■ Stated task
Each line that contains the string "сынып" counts once; report how many such lines appear in the data, as a number only.

[Records from a dataset]
= = =

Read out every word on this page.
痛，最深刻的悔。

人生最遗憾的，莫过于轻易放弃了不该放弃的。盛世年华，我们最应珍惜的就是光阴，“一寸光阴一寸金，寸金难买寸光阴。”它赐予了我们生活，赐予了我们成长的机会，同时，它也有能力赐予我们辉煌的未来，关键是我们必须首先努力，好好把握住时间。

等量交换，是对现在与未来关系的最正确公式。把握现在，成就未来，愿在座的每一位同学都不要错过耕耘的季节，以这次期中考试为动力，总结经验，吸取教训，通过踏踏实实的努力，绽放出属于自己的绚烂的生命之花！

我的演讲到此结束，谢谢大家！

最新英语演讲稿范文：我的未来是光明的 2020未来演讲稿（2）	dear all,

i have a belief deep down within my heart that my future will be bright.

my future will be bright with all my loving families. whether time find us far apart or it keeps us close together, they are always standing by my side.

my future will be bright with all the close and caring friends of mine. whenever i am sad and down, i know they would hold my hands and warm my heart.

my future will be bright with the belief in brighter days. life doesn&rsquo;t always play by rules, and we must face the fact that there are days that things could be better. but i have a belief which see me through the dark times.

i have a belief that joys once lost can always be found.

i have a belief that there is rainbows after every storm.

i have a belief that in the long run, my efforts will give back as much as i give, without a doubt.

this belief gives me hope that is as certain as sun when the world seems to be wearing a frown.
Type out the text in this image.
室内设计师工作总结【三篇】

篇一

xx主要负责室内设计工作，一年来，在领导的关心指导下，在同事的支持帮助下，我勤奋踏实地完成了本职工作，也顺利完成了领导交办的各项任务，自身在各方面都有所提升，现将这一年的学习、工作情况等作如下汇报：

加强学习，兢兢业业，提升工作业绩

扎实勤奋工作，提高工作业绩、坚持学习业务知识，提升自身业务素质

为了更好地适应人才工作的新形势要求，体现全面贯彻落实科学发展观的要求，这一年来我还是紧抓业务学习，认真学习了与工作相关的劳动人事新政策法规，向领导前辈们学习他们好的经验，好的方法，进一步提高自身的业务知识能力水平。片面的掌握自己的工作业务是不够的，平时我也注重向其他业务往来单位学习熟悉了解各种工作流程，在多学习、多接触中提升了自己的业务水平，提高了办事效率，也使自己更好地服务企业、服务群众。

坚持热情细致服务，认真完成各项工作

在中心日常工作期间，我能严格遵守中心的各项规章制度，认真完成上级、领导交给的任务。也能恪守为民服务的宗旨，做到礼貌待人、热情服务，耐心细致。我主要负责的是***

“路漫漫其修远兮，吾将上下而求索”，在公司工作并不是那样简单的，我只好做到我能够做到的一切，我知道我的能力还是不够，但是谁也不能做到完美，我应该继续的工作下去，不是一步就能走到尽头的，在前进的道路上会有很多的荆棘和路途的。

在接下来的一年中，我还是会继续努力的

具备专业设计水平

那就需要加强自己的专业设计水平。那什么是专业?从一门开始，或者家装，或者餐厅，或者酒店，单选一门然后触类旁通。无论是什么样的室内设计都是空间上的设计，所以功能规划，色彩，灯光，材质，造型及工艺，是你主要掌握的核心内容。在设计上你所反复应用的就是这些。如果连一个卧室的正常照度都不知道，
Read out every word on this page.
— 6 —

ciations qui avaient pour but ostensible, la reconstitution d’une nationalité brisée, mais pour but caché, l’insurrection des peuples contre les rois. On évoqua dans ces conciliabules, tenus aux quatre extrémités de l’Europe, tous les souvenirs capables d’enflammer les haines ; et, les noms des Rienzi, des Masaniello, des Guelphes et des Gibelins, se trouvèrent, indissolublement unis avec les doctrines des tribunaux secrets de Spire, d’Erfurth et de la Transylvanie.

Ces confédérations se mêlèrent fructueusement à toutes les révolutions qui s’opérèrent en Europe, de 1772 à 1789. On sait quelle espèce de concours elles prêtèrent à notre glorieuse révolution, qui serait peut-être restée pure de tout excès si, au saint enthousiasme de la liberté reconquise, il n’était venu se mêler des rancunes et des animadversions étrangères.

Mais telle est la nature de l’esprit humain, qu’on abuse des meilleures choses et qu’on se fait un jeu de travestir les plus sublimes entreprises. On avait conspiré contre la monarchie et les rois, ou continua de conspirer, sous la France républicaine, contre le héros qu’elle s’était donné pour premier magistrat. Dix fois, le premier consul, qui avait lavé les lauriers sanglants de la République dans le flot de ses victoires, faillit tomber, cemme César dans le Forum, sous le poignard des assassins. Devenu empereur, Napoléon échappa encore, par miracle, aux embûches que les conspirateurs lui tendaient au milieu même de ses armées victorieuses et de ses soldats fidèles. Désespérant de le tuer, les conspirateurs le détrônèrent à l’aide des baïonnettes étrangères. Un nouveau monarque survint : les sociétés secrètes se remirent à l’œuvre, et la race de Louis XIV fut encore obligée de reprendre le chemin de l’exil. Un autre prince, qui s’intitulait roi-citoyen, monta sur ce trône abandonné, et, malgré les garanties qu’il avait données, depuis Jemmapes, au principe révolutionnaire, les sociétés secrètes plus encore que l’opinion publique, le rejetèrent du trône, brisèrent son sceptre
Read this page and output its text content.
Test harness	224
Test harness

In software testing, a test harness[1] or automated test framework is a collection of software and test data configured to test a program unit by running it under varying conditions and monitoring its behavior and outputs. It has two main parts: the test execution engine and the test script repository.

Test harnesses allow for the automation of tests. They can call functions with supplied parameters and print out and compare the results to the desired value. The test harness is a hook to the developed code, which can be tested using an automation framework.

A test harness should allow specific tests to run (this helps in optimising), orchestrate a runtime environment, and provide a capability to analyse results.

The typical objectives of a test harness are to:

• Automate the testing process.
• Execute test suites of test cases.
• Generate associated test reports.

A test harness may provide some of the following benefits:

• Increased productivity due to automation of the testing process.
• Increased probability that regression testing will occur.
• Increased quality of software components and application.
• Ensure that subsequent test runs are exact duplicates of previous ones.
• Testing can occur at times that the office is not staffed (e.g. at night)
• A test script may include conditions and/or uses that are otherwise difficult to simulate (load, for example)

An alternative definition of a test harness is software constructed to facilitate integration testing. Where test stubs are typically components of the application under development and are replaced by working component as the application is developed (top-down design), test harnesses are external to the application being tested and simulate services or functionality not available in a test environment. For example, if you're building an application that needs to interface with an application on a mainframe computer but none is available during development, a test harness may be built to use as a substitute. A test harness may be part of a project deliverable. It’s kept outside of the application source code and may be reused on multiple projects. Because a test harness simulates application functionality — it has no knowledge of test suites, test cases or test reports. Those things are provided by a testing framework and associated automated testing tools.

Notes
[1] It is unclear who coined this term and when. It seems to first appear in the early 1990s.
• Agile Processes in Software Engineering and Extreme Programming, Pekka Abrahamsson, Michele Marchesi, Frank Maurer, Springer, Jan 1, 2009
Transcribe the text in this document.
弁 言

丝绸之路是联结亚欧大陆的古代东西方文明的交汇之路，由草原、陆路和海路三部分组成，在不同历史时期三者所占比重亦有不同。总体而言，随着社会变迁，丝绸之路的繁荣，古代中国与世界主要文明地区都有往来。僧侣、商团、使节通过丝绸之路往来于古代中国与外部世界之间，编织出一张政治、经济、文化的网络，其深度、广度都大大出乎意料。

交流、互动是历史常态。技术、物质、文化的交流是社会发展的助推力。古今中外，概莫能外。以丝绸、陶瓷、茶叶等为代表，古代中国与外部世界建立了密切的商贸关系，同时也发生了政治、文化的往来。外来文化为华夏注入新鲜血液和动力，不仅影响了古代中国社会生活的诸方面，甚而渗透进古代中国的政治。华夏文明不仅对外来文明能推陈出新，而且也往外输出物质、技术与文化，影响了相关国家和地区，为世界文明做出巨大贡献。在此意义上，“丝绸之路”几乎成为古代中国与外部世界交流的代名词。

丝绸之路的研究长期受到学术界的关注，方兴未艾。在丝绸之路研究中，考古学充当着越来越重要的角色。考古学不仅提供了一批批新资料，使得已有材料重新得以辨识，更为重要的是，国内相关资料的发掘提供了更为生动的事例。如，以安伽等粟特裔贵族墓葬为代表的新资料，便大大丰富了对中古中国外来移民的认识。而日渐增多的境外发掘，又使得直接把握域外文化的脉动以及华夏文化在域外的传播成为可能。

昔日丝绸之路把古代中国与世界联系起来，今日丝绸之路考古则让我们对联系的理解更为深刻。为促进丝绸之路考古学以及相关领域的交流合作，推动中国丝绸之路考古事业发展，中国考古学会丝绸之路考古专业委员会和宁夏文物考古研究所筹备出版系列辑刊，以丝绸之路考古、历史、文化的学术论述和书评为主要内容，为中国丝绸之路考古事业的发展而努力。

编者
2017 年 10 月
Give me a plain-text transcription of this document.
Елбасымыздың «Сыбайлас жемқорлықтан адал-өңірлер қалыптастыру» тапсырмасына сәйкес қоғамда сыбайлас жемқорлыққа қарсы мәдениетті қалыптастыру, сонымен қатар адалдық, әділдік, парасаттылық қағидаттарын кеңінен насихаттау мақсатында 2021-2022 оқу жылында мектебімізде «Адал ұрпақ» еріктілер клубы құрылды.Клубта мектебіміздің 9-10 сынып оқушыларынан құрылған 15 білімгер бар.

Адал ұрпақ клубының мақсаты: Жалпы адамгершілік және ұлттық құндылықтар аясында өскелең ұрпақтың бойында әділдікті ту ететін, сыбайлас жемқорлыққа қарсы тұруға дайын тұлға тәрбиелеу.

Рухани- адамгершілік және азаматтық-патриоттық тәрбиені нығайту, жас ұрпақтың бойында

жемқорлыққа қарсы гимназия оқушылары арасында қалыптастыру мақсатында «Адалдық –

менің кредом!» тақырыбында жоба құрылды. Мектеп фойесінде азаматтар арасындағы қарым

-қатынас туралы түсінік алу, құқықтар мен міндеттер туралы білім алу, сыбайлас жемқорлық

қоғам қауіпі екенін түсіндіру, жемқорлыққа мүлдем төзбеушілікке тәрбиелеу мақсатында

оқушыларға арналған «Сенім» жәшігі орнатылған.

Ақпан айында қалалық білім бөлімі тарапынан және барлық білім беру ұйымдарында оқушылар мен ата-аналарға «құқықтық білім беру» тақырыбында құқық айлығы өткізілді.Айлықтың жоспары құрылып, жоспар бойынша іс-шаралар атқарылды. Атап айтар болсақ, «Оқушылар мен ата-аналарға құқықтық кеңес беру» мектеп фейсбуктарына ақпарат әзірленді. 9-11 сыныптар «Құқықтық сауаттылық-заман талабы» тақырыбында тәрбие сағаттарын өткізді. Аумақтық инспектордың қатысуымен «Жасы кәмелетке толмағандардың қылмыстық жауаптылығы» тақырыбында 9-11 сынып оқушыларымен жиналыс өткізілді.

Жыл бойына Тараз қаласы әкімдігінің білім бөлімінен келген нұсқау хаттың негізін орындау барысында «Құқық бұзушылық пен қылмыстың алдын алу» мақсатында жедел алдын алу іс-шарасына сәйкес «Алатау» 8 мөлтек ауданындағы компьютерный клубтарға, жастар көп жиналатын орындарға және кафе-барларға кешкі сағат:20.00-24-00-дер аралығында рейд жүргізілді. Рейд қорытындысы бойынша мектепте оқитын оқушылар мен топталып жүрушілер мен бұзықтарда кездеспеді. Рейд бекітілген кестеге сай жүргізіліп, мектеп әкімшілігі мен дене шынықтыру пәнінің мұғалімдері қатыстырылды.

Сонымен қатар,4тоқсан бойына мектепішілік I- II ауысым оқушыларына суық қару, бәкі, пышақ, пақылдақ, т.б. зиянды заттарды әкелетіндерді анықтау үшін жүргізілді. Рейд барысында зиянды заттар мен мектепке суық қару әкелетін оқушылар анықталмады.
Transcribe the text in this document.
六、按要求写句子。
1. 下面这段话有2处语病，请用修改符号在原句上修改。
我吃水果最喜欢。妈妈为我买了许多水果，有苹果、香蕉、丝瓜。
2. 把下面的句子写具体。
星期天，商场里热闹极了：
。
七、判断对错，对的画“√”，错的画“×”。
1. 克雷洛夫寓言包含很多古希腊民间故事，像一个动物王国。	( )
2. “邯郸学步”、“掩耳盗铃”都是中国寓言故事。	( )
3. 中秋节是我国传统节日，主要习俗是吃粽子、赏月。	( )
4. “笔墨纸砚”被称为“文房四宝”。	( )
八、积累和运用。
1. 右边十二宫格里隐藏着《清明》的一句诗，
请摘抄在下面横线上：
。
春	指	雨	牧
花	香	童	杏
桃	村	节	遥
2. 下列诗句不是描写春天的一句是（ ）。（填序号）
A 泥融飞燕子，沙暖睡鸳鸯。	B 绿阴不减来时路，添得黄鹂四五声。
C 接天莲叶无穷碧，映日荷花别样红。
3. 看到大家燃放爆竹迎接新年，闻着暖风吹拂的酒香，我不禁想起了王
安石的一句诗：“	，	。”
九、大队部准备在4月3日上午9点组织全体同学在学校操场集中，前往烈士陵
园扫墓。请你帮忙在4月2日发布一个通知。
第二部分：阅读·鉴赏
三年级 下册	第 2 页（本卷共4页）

= = =

■ Answer to the exercise
2